§ **Work to do**
With the pictures omitted, write out the entries that follow exactly as they stand.

§ **Stored data**
.....
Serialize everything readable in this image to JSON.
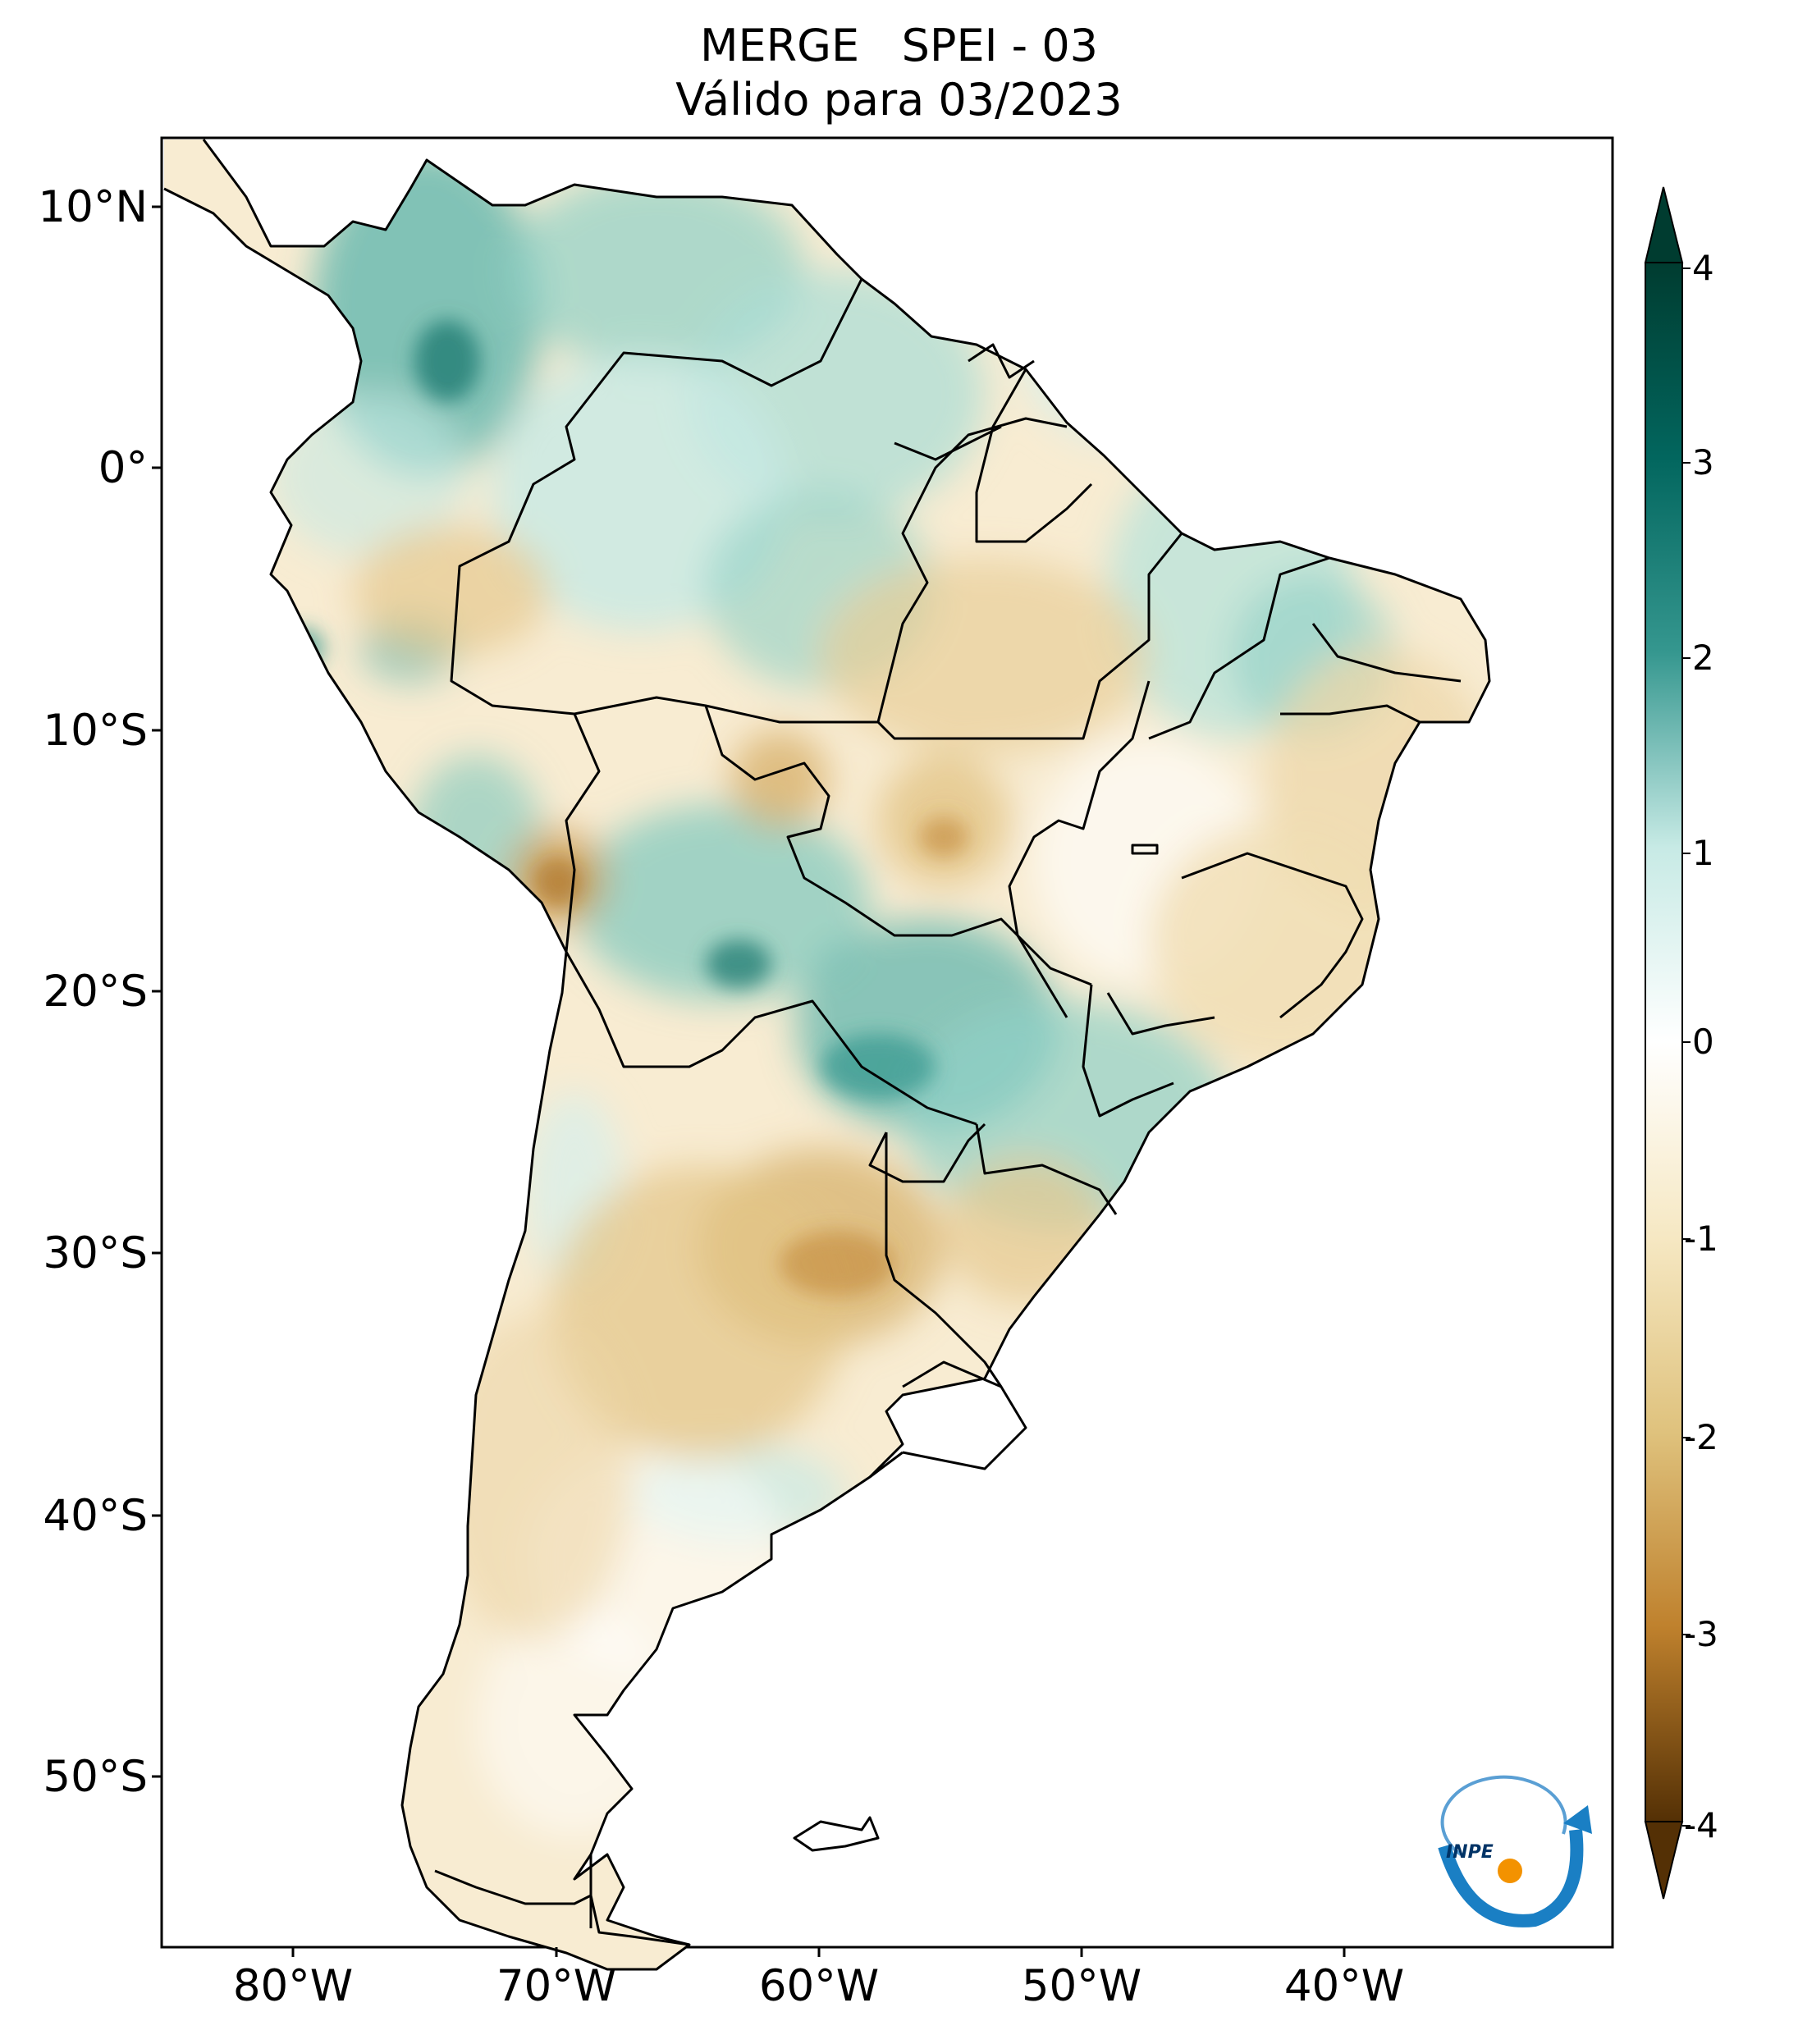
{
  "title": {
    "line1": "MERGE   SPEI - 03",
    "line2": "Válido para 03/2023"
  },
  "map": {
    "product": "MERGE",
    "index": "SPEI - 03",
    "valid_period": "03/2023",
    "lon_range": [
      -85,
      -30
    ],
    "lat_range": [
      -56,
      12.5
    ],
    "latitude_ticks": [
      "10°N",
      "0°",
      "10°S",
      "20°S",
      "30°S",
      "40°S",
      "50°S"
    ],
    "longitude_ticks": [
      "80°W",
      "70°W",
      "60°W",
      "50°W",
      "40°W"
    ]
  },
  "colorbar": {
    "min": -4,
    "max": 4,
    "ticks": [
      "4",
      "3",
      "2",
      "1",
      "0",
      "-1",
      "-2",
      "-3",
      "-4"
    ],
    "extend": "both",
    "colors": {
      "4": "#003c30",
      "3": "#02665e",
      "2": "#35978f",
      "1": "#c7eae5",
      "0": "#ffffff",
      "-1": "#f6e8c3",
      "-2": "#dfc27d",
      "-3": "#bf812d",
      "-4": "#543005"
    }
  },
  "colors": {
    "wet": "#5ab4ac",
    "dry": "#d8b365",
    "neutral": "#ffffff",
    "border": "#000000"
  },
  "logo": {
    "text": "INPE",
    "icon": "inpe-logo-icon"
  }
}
.....
§ **Task result**
Serialize everything readable in this image to JSON.
{
  "title": {
    "line1": "MERGE   SPEI - 03",
    "line2": "Válido para 03/2023"
  },
  "map": {
    "product": "MERGE",
    "index": "SPEI - 03",
    "valid_period": "03/2023",
    "lon_range": [
      -85,
      -30
    ],
    "lat_range": [
      -56,
      12.5
    ],
    "latitude_ticks": [
      "10°N",
      "0°",
      "10°S",
      "20°S",
      "30°S",
      "40°S",
      "50°S"
    ],
    "longitude_ticks": [
      "80°W",
      "70°W",
      "60°W",
      "50°W",
      "40°W"
    ]
  },
  "colorbar": {
    "min": -4,
    "max": 4,
    "ticks": [
      "4",
      "3",
      "2",
      "1",
      "0",
      "-1",
      "-2",
      "-3",
      "-4"
    ],
    "extend": "both",
    "colors": {
      "4": "#003c30",
      "3": "#02665e",
      "2": "#35978f",
      "1": "#c7eae5",
      "0": "#ffffff",
      "-1": "#f6e8c3",
      "-2": "#dfc27d",
      "-3": "#bf812d",
      "-4": "#543005"
    }
  },
  "colors": {
    "wet": "#5ab4ac",
    "dry": "#d8b365",
    "neutral": "#ffffff",
    "border": "#000000"
  },
  "logo": {
    "text": "INPE",
    "icon": "inpe-logo-icon"
  }
}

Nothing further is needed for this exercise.